### What the task asks
Write out the full listing again, exactly as it stands.

### Records for the exercise
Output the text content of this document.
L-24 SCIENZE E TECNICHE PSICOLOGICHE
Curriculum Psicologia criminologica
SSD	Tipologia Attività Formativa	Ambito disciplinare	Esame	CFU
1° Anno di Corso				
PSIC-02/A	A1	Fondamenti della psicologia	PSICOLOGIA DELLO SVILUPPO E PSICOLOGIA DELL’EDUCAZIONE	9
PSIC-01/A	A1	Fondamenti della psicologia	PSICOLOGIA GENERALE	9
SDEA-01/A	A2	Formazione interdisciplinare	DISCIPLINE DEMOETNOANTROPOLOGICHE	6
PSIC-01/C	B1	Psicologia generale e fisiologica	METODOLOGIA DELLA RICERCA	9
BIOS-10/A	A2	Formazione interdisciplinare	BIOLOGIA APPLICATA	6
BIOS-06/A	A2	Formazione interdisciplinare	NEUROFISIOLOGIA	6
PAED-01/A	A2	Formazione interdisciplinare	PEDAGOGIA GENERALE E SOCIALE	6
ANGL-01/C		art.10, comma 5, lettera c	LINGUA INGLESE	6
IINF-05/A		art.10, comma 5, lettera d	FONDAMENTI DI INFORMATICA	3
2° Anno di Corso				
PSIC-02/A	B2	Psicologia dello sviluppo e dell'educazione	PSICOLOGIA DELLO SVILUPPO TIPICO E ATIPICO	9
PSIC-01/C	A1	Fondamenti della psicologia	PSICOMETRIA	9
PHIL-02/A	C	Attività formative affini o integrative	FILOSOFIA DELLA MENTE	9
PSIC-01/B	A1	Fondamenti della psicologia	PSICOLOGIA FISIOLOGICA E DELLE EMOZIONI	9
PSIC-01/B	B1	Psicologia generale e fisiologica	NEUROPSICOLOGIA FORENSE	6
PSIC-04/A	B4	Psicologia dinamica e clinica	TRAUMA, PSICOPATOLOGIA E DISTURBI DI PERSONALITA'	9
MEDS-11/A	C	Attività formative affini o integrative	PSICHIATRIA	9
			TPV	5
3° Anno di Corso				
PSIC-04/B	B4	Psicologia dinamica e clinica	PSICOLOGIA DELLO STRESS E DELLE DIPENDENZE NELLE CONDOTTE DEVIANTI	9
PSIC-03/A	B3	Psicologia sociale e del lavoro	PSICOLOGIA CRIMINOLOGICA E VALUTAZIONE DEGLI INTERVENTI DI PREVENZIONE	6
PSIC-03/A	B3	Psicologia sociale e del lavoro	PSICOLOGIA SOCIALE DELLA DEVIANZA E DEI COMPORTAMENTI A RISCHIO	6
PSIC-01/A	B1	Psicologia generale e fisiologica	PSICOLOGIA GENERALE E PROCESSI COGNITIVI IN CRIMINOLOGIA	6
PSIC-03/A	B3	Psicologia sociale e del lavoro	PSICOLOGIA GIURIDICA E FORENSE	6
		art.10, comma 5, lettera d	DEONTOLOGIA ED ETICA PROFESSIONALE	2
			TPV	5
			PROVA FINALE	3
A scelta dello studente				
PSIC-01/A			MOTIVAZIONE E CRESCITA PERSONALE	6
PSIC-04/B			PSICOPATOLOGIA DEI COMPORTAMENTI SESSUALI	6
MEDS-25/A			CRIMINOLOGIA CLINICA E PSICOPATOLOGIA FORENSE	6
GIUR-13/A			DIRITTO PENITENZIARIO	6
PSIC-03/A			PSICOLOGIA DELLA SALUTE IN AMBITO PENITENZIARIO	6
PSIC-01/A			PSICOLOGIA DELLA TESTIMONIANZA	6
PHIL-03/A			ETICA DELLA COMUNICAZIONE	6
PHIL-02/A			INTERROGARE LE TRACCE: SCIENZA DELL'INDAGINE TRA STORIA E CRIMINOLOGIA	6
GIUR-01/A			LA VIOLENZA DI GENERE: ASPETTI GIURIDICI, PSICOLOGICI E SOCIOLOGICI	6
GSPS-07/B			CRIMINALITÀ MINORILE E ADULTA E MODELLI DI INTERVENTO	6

### Solution to the exercise
Output the text content of this document.
L-24 SCIENZE E TECNICHE PSICOLOGICHE
Curriculum Psicologia criminologica
SSD	Tipologia Attività Formativa	Ambito disciplinare	Esame	CFU
1° Anno di Corso				
PSIC-02/A	A1	Fondamenti della psicologia	PSICOLOGIA DELLO SVILUPPO E PSICOLOGIA DELL’EDUCAZIONE	9
PSIC-01/A	A1	Fondamenti della psicologia	PSICOLOGIA GENERALE	9
SDEA-01/A	A2	Formazione interdisciplinare	DISCIPLINE DEMOETNOANTROPOLOGICHE	6
PSIC-01/C	B1	Psicologia generale e fisiologica	METODOLOGIA DELLA RICERCA	9
BIOS-10/A	A2	Formazione interdisciplinare	BIOLOGIA APPLICATA	6
BIOS-06/A	A2	Formazione interdisciplinare	NEUROFISIOLOGIA	6
PAED-01/A	A2	Formazione interdisciplinare	PEDAGOGIA GENERALE E SOCIALE	6
ANGL-01/C		art.10, comma 5, lettera c	LINGUA INGLESE	6
IINF-05/A		art.10, comma 5, lettera d	FONDAMENTI DI INFORMATICA	3
2° Anno di Corso				
PSIC-02/A	B2	Psicologia dello sviluppo e dell'educazione	PSICOLOGIA DELLO SVILUPPO TIPICO E ATIPICO	9
PSIC-01/C	A1	Fondamenti della psicologia	PSICOMETRIA	9
PHIL-02/A	C	Attività formative affini o integrative	FILOSOFIA DELLA MENTE	9
PSIC-01/B	A1	Fondamenti della psicologia	PSICOLOGIA FISIOLOGICA E DELLE EMOZIONI	9
PSIC-01/B	B1	Psicologia generale e fisiologica	NEUROPSICOLOGIA FORENSE	6
PSIC-04/A	B4	Psicologia dinamica e clinica	TRAUMA, PSICOPATOLOGIA E DISTURBI DI PERSONALITA'	9
MEDS-11/A	C	Attività formative affini o integrative	PSICHIATRIA	9
			TPV	5
3° Anno di Corso				
PSIC-04/B	B4	Psicologia dinamica e clinica	PSICOLOGIA DELLO STRESS E DELLE DIPENDENZE NELLE CONDOTTE DEVIANTI	9
PSIC-03/A	B3	Psicologia sociale e del lavoro	PSICOLOGIA CRIMINOLOGICA E VALUTAZIONE DEGLI INTERVENTI DI PREVENZIONE	6
PSIC-03/A	B3	Psicologia sociale e del lavoro	PSICOLOGIA SOCIALE DELLA DEVIANZA E DEI COMPORTAMENTI A RISCHIO	6
PSIC-01/A	B1	Psicologia generale e fisiologica	PSICOLOGIA GENERALE E PROCESSI COGNITIVI IN CRIMINOLOGIA	6
PSIC-03/A	B3	Psicologia sociale e del lavoro	PSICOLOGIA GIURIDICA E FORENSE	6
		art.10, comma 5, lettera d	DEONTOLOGIA ED ETICA PROFESSIONALE	2
			TPV	5
			PROVA FINALE	3
A scelta dello studente				
PSIC-01/A			MOTIVAZIONE E CRESCITA PERSONALE	6
PSIC-04/B			PSICOPATOLOGIA DEI COMPORTAMENTI SESSUALI	6
MEDS-25/A			CRIMINOLOGIA CLINICA E PSICOPATOLOGIA FORENSE	6
GIUR-13/A			DIRITTO PENITENZIARIO	6
PSIC-03/A			PSICOLOGIA DELLA SALUTE IN AMBITO PENITENZIARIO	6
PSIC-01/A			PSICOLOGIA DELLA TESTIMONIANZA	6
PHIL-03/A			ETICA DELLA COMUNICAZIONE	6
PHIL-02/A			INTERROGARE LE TRACCE: SCIENZA DELL'INDAGINE TRA STORIA E CRIMINOLOGIA	6
GIUR-01/A			LA VIOLENZA DI GENERE: ASPETTI GIURIDICI, PSICOLOGICI E SOCIOLOGICI	6
GSPS-07/B			CRIMINALITÀ MINORILE E ADULTA E MODELLI DI INTERVENTO	6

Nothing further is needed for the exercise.